(Entries from a visual dataset)

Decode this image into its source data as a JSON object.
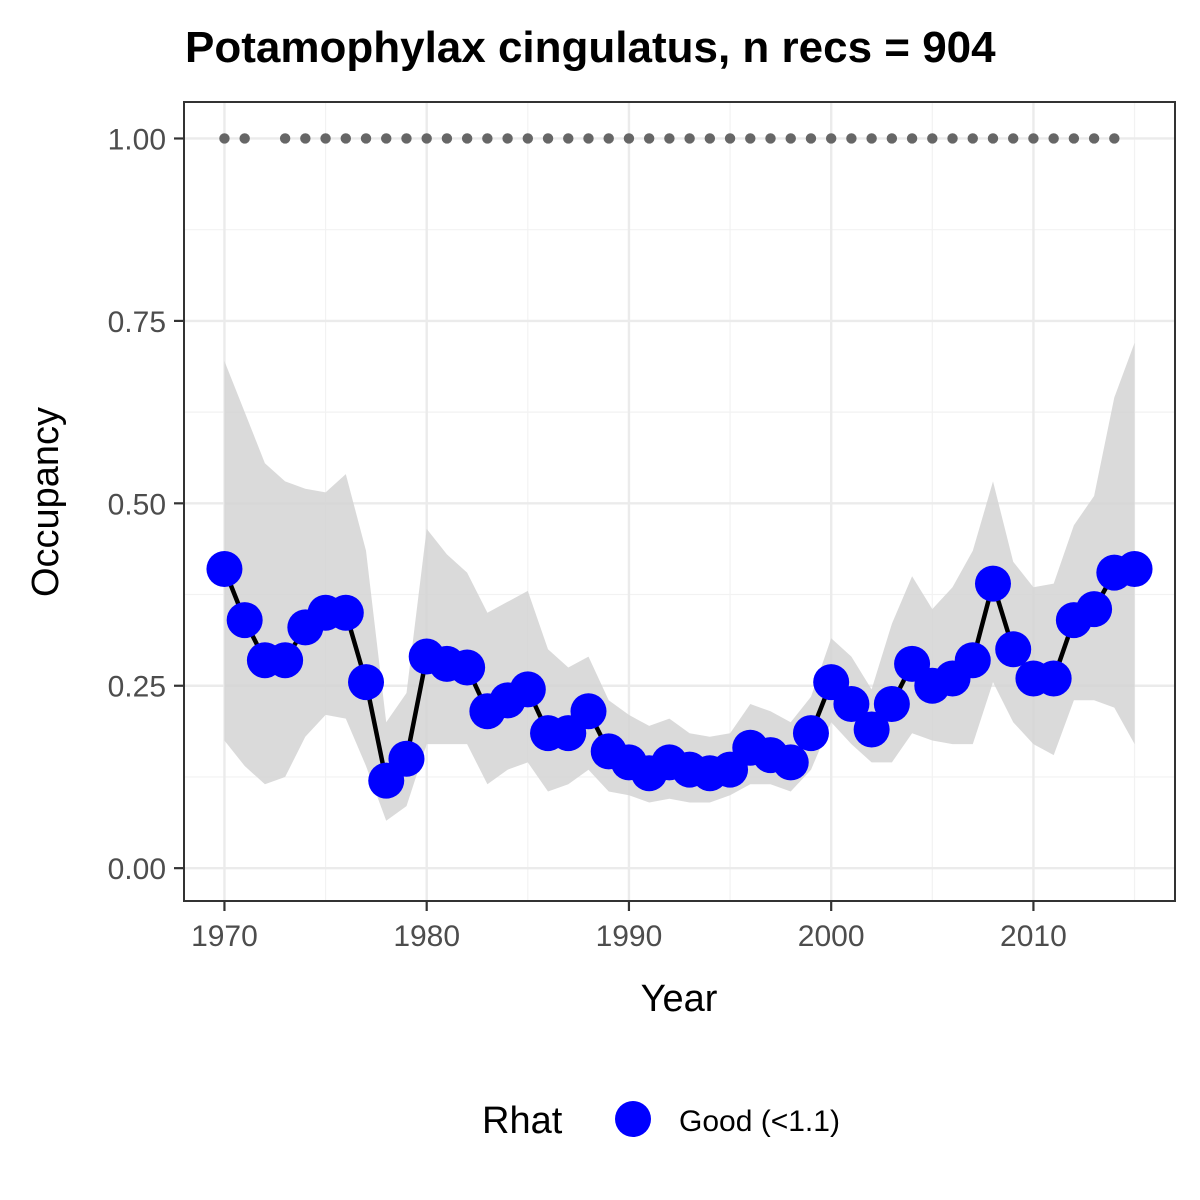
{
  "chart_data": {
    "type": "line",
    "title": "Potamophylax cingulatus, n recs = 904",
    "xlabel": "Year",
    "ylabel": "Occupancy",
    "xlim": [
      1968,
      2017
    ],
    "ylim": [
      -0.045,
      1.05
    ],
    "x_ticks": [
      1970,
      1980,
      1990,
      2000,
      2010
    ],
    "x_tick_labels": [
      "1970",
      "1980",
      "1990",
      "2000",
      "2010"
    ],
    "y_ticks": [
      0,
      0.25,
      0.5,
      0.75,
      1.0
    ],
    "y_tick_labels": [
      "0.00",
      "0.25",
      "0.50",
      "0.75",
      "1.00"
    ],
    "grid": true,
    "legend": {
      "title": "Rhat",
      "position": "bottom",
      "items": [
        {
          "label": "Good (<1.1)",
          "color": "#0000ff"
        }
      ]
    },
    "colors": {
      "points": "#0000ff",
      "line": "#000000",
      "band": "#d3d3d3",
      "record_dots": "#666666"
    },
    "series": [
      {
        "x": [
          1970,
          1971,
          1972,
          1973,
          1974,
          1975,
          1976,
          1977,
          1978,
          1979,
          1980,
          1981,
          1982,
          1983,
          1984,
          1985,
          1986,
          1987,
          1988,
          1989,
          1990,
          1991,
          1992,
          1993,
          1994,
          1995,
          1996,
          1997,
          1998,
          1999,
          2000,
          2001,
          2002,
          2003,
          2004,
          2005,
          2006,
          2007,
          2008,
          2009,
          2010,
          2011,
          2012,
          2013,
          2014,
          2015
        ],
        "values": [
          0.41,
          0.34,
          0.285,
          0.285,
          0.33,
          0.35,
          0.35,
          0.255,
          0.12,
          0.15,
          0.29,
          0.28,
          0.275,
          0.215,
          0.23,
          0.245,
          0.185,
          0.185,
          0.215,
          0.16,
          0.145,
          0.13,
          0.145,
          0.135,
          0.13,
          0.135,
          0.165,
          0.155,
          0.145,
          0.185,
          0.255,
          0.225,
          0.19,
          0.225,
          0.28,
          0.25,
          0.26,
          0.285,
          0.39,
          0.3,
          0.26,
          0.26,
          0.34,
          0.355,
          0.405,
          0.41
        ],
        "lower": [
          0.175,
          0.14,
          0.115,
          0.125,
          0.18,
          0.21,
          0.205,
          0.14,
          0.065,
          0.085,
          0.17,
          0.17,
          0.17,
          0.115,
          0.135,
          0.145,
          0.105,
          0.115,
          0.135,
          0.105,
          0.1,
          0.09,
          0.095,
          0.09,
          0.09,
          0.1,
          0.115,
          0.115,
          0.105,
          0.135,
          0.2,
          0.17,
          0.145,
          0.145,
          0.185,
          0.175,
          0.17,
          0.17,
          0.255,
          0.2,
          0.17,
          0.155,
          0.23,
          0.23,
          0.22,
          0.17
        ],
        "upper": [
          0.695,
          0.625,
          0.555,
          0.53,
          0.52,
          0.515,
          0.54,
          0.435,
          0.2,
          0.24,
          0.465,
          0.43,
          0.405,
          0.35,
          0.365,
          0.38,
          0.3,
          0.275,
          0.29,
          0.23,
          0.21,
          0.195,
          0.205,
          0.185,
          0.18,
          0.185,
          0.225,
          0.215,
          0.2,
          0.235,
          0.315,
          0.29,
          0.245,
          0.335,
          0.4,
          0.355,
          0.385,
          0.435,
          0.53,
          0.42,
          0.385,
          0.39,
          0.47,
          0.51,
          0.645,
          0.72
        ]
      },
      {
        "x": [
          1970,
          1971,
          1973,
          1974,
          1975,
          1976,
          1977,
          1978,
          1979,
          1980,
          1981,
          1982,
          1983,
          1984,
          1985,
          1986,
          1987,
          1988,
          1989,
          1990,
          1991,
          1992,
          1993,
          1994,
          1995,
          1996,
          1997,
          1998,
          1999,
          2000,
          2001,
          2002,
          2003,
          2004,
          2005,
          2006,
          2007,
          2008,
          2009,
          2010,
          2011,
          2012,
          2013,
          2014
        ],
        "values": [
          1,
          1,
          1,
          1,
          1,
          1,
          1,
          1,
          1,
          1,
          1,
          1,
          1,
          1,
          1,
          1,
          1,
          1,
          1,
          1,
          1,
          1,
          1,
          1,
          1,
          1,
          1,
          1,
          1,
          1,
          1,
          1,
          1,
          1,
          1,
          1,
          1,
          1,
          1,
          1,
          1,
          1,
          1,
          1
        ]
      }
    ]
  }
}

Exercise requirements = Show each line of the data that contains the string "title".

Exercise answer =
    "title": "Potamophylax cingulatus, n recs = 904",
      "title": "Rhat",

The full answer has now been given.